Scan the entries below and extract each line with the word "要不要一起呀" in it.

>> START Dataset extract

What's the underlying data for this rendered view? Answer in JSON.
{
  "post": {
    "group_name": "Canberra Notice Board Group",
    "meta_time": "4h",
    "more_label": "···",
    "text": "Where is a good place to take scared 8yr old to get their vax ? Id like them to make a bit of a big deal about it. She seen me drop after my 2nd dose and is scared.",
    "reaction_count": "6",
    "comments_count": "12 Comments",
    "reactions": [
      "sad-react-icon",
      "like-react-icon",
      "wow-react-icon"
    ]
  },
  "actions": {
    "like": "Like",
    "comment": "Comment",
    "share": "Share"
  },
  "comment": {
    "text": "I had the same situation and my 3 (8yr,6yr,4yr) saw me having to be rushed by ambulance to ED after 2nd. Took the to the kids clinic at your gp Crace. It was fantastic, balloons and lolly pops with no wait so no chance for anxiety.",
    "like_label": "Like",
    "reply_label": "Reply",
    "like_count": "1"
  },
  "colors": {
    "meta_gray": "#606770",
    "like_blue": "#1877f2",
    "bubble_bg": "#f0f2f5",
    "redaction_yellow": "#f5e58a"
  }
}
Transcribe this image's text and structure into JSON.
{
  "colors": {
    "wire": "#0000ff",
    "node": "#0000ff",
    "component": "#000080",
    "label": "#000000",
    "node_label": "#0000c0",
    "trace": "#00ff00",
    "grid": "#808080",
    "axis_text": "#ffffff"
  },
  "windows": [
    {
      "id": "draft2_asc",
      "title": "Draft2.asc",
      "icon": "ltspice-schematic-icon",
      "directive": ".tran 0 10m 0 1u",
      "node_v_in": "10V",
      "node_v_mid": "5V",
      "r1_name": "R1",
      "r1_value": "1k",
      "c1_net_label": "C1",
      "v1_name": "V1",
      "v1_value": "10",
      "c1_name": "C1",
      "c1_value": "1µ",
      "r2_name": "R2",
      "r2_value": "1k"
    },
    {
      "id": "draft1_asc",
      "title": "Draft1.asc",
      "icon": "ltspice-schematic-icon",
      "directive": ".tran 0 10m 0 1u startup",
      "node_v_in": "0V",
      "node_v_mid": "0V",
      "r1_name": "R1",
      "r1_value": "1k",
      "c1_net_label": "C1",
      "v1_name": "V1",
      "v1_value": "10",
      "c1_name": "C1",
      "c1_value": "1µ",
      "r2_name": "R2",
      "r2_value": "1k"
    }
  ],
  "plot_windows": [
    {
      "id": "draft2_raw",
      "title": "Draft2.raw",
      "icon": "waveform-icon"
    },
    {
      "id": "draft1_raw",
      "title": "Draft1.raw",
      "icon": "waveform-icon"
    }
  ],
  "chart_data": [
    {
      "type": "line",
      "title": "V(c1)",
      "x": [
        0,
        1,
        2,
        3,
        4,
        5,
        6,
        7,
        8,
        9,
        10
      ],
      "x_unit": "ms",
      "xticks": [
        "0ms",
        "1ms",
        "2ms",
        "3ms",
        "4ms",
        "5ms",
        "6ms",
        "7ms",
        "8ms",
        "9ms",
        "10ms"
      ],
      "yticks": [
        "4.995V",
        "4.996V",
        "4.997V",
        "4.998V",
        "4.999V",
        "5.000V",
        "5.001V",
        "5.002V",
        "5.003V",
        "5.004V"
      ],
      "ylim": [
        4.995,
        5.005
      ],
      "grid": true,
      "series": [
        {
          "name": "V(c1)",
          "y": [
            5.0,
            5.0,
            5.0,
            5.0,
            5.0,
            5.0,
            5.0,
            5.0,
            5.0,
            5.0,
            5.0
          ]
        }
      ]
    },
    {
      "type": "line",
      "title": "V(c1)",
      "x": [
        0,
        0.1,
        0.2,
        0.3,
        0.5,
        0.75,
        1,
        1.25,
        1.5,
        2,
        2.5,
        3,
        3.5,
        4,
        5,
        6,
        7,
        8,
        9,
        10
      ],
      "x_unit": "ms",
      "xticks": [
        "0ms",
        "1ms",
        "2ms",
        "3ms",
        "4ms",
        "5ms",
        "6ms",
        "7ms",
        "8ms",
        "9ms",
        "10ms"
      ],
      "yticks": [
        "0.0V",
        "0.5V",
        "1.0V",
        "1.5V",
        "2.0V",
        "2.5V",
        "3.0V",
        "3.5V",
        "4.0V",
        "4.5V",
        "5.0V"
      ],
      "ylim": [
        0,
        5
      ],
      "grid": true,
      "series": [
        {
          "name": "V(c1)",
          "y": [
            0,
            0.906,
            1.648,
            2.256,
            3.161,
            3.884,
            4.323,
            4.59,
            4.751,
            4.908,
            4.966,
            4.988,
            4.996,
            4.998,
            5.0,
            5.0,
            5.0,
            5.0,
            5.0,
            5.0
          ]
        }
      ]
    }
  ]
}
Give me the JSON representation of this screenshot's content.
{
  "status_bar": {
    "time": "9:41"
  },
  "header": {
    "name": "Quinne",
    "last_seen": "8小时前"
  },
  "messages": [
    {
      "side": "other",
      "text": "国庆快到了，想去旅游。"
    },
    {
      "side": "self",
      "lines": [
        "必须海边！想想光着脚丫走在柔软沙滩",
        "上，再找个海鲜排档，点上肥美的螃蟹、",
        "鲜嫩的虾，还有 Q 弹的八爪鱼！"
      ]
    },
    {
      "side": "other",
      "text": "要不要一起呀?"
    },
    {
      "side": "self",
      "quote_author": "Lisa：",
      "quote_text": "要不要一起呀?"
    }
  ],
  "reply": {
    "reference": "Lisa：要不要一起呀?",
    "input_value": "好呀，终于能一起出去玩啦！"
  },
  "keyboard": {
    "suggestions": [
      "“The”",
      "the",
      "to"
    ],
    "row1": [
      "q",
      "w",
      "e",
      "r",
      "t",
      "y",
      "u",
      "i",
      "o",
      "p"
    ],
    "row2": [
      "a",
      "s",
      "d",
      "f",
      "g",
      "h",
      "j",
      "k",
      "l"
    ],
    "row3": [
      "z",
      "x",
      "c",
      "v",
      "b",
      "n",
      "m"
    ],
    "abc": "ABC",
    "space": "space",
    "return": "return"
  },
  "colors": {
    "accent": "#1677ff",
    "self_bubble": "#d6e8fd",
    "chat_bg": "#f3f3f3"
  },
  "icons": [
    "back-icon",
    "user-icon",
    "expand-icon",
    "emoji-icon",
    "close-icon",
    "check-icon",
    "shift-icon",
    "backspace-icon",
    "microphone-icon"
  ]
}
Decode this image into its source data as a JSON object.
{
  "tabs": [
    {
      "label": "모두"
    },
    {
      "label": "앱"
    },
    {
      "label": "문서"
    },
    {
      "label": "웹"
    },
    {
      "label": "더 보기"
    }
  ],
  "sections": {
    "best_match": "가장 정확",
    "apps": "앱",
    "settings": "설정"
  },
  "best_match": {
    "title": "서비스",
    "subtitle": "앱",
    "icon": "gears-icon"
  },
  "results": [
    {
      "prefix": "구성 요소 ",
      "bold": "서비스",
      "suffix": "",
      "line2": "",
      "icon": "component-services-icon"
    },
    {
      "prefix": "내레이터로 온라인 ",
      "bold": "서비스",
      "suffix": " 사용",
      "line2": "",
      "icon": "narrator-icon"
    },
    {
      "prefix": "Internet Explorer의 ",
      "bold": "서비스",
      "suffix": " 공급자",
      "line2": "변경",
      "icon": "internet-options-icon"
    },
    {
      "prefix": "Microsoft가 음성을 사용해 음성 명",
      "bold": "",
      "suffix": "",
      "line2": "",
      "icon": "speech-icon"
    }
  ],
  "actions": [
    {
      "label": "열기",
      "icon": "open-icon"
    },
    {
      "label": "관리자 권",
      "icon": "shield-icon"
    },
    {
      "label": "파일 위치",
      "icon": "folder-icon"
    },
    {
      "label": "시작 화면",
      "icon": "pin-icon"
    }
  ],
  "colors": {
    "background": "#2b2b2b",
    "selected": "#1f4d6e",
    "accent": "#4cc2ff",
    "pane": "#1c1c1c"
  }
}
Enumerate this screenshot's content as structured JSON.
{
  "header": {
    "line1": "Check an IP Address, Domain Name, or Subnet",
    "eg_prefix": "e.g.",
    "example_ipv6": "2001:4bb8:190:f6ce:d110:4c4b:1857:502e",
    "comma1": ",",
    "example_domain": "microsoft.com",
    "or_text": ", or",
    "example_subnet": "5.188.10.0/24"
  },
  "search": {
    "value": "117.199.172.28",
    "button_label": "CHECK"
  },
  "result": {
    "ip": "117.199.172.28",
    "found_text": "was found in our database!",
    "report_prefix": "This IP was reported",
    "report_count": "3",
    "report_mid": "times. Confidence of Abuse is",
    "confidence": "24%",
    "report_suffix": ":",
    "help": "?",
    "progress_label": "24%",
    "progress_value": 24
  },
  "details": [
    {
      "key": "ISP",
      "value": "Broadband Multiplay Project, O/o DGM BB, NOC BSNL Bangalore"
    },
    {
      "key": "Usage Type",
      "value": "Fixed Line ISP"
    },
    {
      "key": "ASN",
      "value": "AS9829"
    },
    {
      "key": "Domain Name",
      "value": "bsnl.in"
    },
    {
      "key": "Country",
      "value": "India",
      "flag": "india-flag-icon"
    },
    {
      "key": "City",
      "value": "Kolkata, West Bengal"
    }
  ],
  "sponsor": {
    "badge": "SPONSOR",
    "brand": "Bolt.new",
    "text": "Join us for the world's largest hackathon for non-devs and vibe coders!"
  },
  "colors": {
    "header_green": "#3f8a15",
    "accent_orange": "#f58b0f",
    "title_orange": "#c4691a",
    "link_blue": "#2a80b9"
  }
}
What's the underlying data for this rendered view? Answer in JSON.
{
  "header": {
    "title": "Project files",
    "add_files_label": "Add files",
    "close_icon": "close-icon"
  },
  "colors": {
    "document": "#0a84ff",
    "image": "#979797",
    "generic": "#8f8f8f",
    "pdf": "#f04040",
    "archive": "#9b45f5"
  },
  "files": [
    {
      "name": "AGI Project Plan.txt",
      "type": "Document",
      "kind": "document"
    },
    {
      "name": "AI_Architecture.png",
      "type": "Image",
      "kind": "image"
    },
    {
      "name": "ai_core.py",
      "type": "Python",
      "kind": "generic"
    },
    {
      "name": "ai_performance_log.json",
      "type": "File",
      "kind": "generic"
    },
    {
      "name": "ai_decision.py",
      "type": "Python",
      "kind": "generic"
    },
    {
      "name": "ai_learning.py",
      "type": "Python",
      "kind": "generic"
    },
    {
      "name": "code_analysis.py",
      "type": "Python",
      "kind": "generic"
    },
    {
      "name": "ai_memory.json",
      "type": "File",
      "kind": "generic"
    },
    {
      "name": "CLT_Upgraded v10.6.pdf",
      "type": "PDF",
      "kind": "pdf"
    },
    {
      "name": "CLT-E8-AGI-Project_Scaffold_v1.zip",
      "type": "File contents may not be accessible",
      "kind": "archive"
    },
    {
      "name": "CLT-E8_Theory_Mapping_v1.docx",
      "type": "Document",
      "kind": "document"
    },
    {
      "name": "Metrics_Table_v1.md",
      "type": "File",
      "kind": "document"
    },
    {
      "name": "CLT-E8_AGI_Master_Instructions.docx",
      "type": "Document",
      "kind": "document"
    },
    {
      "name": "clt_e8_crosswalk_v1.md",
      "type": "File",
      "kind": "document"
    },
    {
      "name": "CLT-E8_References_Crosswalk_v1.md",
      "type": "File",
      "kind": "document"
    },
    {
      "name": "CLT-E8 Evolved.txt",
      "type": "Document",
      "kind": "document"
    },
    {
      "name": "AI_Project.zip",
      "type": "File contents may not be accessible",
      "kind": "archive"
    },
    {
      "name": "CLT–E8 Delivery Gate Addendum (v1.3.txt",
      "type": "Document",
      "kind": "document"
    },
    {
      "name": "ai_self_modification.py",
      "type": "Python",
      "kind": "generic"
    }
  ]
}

>> END Dataset extract

◆ Answer to this task:
      "text": "要不要一起呀?"
      "quote_text": "要不要一起呀?"
    "reference": "Lisa：要不要一起呀?",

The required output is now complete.